• [Work required]: Search the listing for "juin" and copy every line where it appears.

• [Data extract]:
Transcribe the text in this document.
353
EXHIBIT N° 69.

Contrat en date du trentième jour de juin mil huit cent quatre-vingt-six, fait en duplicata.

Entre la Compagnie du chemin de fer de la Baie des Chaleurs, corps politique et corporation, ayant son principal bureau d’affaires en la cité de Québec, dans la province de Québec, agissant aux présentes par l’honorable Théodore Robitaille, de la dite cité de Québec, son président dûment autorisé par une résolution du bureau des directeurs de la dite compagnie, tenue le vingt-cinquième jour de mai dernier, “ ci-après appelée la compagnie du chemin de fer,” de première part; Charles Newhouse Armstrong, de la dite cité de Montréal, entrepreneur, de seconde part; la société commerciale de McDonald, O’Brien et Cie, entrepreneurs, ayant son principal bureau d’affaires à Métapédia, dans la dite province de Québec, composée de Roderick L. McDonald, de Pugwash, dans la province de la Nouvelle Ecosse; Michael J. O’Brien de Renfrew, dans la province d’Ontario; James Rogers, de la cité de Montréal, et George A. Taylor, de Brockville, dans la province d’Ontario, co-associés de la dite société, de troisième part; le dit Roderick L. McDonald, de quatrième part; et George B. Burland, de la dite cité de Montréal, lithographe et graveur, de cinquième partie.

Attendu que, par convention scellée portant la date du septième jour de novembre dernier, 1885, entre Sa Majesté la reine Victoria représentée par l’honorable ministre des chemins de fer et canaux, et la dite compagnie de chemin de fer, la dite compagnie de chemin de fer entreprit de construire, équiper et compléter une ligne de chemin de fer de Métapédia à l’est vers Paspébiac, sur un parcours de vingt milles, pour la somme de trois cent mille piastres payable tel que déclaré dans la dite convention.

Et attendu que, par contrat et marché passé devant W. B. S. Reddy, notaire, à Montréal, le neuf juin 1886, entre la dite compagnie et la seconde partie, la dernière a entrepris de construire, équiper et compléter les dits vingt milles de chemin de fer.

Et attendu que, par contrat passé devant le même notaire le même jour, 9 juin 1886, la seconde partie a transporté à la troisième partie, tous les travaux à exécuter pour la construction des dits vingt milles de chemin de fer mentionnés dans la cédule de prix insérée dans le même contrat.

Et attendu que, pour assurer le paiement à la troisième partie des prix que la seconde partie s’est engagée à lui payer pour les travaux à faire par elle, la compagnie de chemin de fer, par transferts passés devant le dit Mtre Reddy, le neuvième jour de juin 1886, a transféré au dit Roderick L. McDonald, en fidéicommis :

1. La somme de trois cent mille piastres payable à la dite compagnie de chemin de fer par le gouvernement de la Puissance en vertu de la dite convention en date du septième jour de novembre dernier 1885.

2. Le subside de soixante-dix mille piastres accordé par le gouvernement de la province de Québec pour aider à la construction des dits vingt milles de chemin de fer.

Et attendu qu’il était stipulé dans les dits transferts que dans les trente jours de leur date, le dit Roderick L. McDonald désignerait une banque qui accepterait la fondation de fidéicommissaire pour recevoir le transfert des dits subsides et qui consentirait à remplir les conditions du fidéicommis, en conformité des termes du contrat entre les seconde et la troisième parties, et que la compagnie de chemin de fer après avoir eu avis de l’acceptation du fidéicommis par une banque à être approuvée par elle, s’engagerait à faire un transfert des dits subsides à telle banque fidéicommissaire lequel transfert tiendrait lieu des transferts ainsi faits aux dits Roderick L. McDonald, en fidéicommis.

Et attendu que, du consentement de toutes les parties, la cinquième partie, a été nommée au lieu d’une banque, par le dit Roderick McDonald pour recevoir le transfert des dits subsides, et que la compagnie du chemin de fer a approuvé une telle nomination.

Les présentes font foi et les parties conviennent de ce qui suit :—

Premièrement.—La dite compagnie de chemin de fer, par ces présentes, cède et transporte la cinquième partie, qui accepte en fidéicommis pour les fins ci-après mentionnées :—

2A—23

• [Exercise result]:
Contrat en date du trentième jour de juin mil huit cent quatre-vingt-six, fait en duplicata.
Et attendu que, par contrat et marché passé devant W. B. S. Reddy, notaire, à Montréal, le neuf juin 1886, entre la dite compagnie et la seconde partie, la dernière a entrepris de construire, équiper et compléter les dits vingt milles de chemin de fer.
Et attendu que, par contrat passé devant le même notaire le même jour, 9 juin 1886, la seconde partie a transporté à la troisième partie, tous les travaux à exécuter pour la construction des dits vingt milles de chemin de fer mentionnés dans la cédule de prix insérée dans le même contrat.
Et attendu que, pour assurer le paiement à la troisième partie des prix que la seconde partie s’est engagée à lui payer pour les travaux à faire par elle, la compagnie de chemin de fer, par transferts passés devant le dit Mtre Reddy, le neuvième jour de juin 1886, a transféré au dit Roderick L. McDonald, en fidéicommis :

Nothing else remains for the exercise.